Compile every line that includes the word "opslaan".
====================
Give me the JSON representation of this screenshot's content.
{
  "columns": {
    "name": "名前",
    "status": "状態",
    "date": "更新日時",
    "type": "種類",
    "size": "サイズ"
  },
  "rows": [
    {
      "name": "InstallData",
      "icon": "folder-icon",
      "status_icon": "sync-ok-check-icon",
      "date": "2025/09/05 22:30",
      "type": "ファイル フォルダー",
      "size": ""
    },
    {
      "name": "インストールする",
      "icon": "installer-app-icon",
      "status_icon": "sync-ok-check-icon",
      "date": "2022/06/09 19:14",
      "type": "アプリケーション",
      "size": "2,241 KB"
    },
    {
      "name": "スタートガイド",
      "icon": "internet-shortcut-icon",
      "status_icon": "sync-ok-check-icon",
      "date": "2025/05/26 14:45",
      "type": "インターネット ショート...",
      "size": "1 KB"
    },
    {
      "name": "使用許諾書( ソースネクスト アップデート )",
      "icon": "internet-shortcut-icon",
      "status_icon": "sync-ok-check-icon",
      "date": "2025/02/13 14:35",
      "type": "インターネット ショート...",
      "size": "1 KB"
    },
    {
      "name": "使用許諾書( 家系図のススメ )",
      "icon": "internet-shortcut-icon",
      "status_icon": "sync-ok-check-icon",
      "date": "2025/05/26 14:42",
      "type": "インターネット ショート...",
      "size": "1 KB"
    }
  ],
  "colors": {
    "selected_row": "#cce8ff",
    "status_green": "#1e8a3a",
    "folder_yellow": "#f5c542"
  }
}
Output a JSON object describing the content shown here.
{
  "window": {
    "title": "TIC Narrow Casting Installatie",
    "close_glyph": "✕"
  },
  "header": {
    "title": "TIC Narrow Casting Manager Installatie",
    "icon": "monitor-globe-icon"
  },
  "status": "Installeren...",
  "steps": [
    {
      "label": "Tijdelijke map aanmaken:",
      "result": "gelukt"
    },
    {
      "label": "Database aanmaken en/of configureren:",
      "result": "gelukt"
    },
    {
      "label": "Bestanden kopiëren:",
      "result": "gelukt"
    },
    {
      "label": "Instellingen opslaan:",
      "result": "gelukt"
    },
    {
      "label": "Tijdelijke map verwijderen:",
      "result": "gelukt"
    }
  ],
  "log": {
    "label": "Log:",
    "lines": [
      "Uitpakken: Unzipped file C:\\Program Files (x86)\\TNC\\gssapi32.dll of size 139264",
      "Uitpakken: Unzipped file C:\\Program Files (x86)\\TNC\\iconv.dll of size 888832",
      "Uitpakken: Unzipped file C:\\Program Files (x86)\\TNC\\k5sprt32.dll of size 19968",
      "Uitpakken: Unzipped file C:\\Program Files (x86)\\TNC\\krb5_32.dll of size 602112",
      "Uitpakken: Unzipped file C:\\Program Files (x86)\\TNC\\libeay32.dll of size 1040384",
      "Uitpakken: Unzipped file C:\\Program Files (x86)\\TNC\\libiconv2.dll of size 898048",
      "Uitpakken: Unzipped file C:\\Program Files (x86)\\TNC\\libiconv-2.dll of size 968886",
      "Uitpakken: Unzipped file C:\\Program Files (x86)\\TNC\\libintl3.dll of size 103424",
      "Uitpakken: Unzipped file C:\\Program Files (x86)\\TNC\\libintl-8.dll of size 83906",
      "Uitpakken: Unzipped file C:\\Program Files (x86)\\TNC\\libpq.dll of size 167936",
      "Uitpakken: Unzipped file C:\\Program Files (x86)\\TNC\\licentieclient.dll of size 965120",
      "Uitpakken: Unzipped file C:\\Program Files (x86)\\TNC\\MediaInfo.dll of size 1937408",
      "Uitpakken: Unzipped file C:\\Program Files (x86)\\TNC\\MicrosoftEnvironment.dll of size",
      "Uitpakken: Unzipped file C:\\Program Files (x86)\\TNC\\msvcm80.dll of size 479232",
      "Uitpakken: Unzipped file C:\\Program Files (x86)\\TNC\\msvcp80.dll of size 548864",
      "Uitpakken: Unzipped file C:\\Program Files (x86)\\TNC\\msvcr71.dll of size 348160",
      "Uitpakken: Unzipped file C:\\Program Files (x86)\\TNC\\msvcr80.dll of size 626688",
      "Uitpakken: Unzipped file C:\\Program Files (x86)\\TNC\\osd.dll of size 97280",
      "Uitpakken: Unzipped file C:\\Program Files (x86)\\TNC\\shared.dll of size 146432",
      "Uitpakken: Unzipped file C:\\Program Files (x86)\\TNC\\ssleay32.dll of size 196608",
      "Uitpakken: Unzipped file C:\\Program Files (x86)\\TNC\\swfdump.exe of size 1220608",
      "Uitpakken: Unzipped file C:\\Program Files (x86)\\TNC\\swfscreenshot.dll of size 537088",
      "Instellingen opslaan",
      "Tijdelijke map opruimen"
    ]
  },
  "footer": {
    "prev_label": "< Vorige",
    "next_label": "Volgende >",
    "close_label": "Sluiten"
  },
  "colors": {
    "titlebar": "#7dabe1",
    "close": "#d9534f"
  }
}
====================
## Output
      "label": "Instellingen opslaan:",
      "Instellingen opslaan",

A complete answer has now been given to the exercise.